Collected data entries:
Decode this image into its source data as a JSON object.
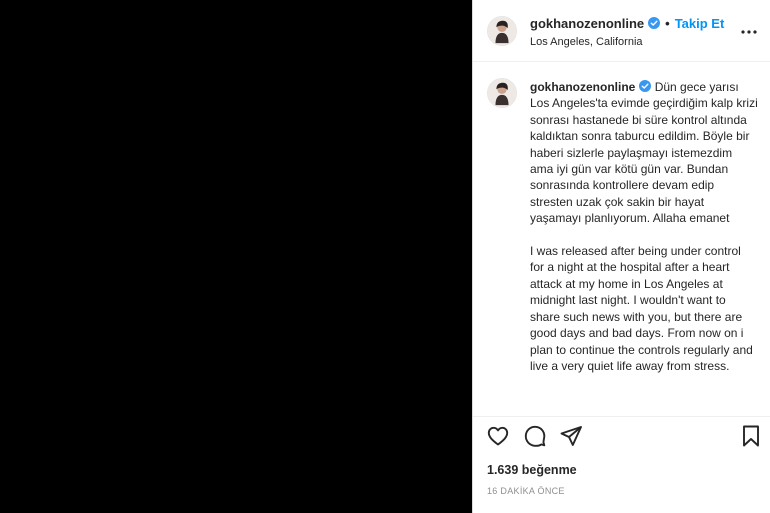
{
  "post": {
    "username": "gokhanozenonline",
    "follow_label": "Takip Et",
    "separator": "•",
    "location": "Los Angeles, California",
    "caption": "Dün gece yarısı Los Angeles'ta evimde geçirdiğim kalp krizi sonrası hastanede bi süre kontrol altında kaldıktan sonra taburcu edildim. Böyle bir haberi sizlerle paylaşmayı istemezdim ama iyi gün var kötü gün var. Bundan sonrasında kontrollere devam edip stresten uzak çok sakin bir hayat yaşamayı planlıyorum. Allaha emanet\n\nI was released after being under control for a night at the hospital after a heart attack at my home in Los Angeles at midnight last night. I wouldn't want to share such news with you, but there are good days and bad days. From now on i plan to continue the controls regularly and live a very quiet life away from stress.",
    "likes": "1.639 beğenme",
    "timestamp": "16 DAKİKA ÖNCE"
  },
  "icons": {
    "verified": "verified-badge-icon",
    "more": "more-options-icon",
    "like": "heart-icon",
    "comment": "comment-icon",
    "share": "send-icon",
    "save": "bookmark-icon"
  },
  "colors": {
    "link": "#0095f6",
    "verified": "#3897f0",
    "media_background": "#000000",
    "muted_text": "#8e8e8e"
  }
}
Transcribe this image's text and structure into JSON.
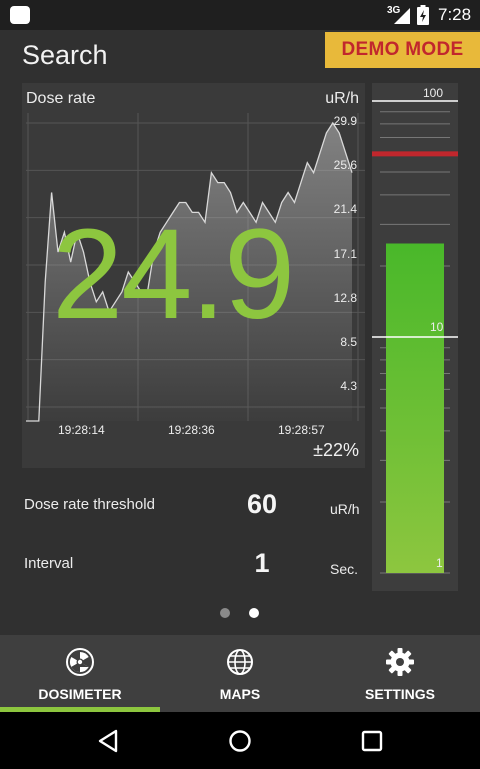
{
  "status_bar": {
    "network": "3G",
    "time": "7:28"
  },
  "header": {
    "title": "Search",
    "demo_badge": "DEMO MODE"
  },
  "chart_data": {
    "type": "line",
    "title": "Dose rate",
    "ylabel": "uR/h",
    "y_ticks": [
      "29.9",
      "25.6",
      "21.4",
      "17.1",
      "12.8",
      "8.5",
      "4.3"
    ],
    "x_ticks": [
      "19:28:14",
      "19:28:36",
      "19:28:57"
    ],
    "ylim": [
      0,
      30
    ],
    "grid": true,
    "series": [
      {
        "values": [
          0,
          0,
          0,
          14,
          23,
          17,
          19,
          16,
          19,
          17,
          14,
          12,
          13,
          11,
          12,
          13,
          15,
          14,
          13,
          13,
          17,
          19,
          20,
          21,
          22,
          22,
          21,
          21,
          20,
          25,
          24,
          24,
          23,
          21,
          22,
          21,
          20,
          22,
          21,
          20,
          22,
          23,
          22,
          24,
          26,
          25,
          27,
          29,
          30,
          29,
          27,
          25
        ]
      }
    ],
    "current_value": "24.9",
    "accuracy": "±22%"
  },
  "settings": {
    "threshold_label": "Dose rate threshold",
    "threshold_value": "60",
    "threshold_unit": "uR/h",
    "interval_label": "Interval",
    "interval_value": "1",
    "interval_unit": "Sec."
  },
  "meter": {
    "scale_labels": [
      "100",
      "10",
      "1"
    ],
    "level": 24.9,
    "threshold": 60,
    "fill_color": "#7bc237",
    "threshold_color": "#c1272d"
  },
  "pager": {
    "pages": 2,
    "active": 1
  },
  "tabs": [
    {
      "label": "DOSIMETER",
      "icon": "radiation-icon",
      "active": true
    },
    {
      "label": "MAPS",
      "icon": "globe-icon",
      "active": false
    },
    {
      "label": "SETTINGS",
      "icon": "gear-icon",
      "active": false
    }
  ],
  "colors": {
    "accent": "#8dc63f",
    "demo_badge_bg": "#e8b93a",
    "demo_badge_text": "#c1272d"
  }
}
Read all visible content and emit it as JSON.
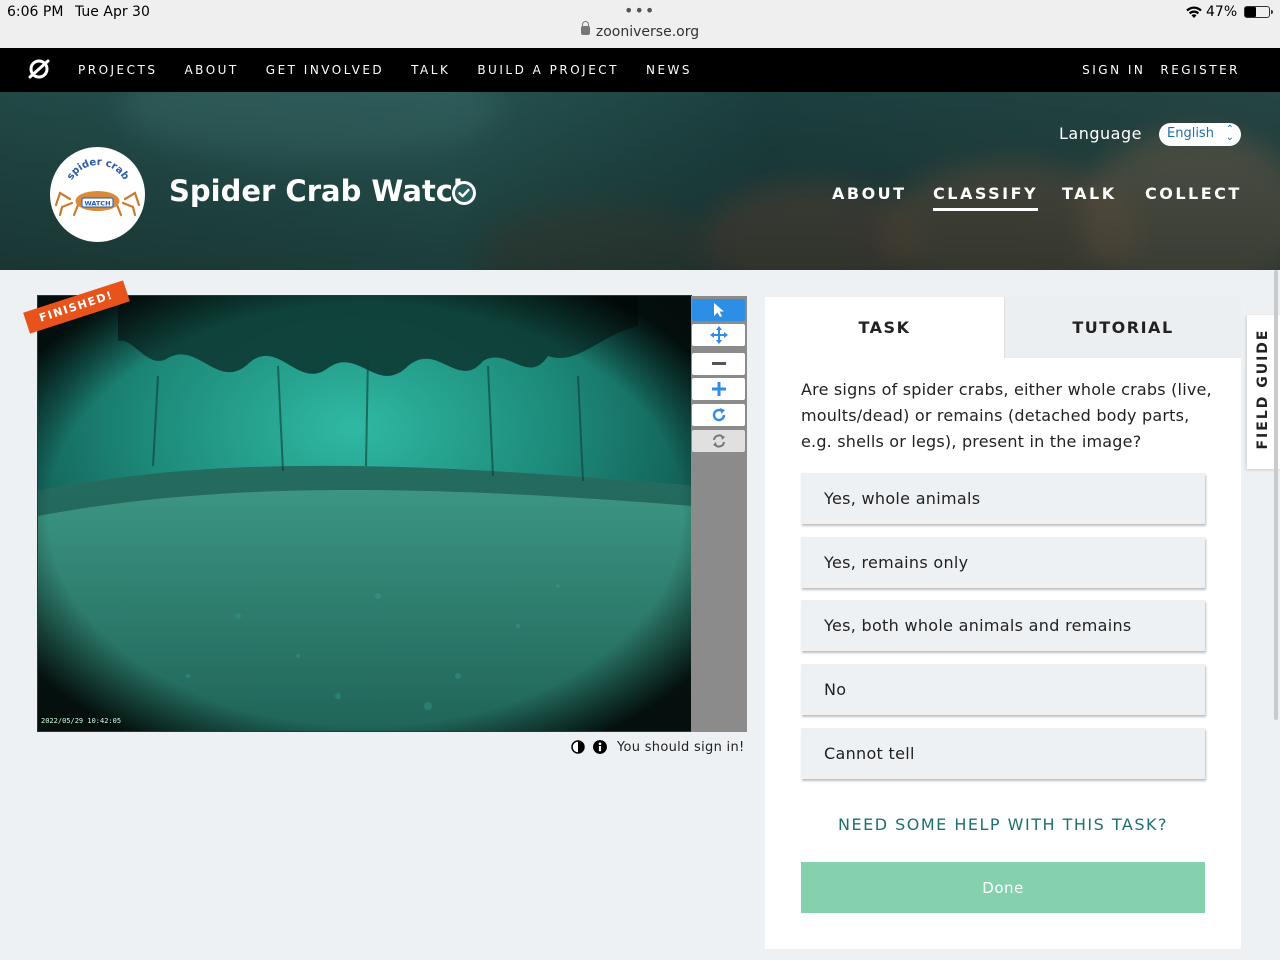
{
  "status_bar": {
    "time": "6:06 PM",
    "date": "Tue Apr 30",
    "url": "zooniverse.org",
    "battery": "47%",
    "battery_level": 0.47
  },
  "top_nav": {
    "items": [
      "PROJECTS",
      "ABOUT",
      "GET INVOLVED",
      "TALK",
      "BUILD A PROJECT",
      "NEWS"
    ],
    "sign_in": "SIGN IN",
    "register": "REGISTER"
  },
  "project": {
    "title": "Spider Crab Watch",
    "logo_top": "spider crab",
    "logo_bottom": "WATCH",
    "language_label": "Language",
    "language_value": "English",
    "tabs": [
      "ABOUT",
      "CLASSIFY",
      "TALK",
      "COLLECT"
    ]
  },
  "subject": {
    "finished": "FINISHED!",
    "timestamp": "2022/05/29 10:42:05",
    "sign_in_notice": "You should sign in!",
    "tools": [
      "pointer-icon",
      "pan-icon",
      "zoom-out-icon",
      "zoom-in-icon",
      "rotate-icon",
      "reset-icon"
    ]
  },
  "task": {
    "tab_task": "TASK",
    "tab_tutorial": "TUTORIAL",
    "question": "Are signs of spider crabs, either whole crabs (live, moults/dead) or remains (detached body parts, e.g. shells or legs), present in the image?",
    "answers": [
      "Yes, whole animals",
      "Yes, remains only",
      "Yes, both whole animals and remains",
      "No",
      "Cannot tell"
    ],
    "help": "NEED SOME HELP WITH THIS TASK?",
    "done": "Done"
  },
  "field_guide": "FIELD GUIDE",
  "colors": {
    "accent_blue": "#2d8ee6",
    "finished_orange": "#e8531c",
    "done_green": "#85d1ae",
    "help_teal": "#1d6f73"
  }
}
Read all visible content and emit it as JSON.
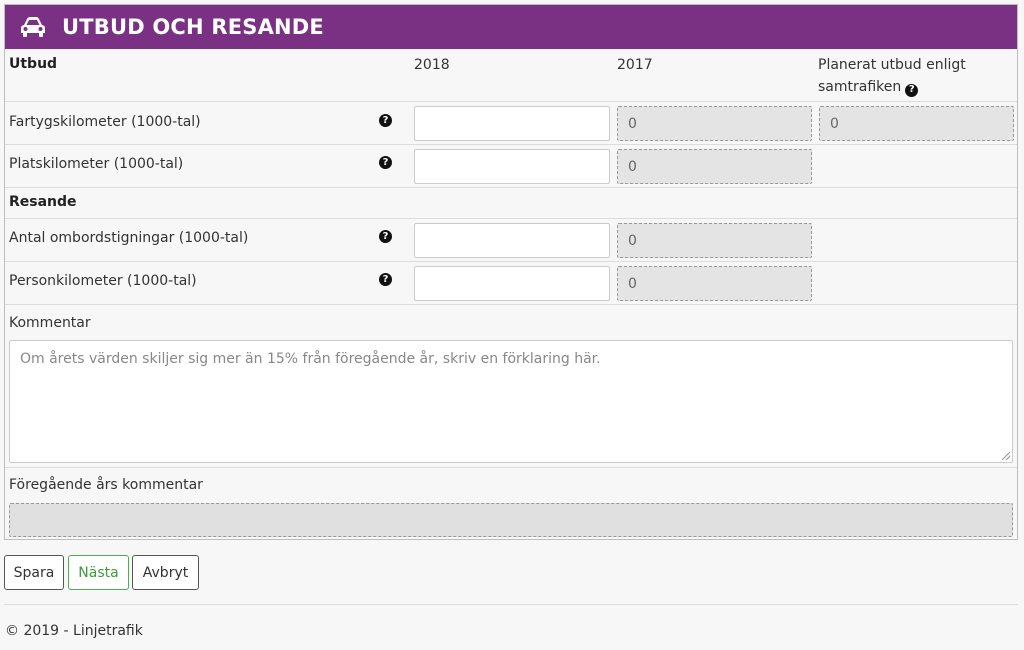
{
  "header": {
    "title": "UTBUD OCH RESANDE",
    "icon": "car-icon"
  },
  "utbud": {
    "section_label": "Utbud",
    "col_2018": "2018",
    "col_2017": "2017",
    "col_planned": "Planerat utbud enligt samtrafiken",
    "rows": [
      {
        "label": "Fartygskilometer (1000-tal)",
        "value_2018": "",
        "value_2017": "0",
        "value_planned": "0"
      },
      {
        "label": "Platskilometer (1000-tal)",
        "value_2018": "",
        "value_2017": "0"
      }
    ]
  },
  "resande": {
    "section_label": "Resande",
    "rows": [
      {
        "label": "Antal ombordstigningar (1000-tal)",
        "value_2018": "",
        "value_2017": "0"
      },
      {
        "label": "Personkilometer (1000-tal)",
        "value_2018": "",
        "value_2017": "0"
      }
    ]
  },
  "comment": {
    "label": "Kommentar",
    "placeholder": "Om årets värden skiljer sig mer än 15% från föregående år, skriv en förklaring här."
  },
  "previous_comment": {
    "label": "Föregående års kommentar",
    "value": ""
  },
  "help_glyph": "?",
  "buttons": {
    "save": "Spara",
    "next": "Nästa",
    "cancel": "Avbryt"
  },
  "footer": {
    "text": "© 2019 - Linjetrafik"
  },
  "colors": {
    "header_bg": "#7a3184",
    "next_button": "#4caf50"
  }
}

Exercise:
Each line above that includes "rate" should be shown.

Answer below:
    "title": "Dose rate",
    "threshold_label": "Dose rate threshold",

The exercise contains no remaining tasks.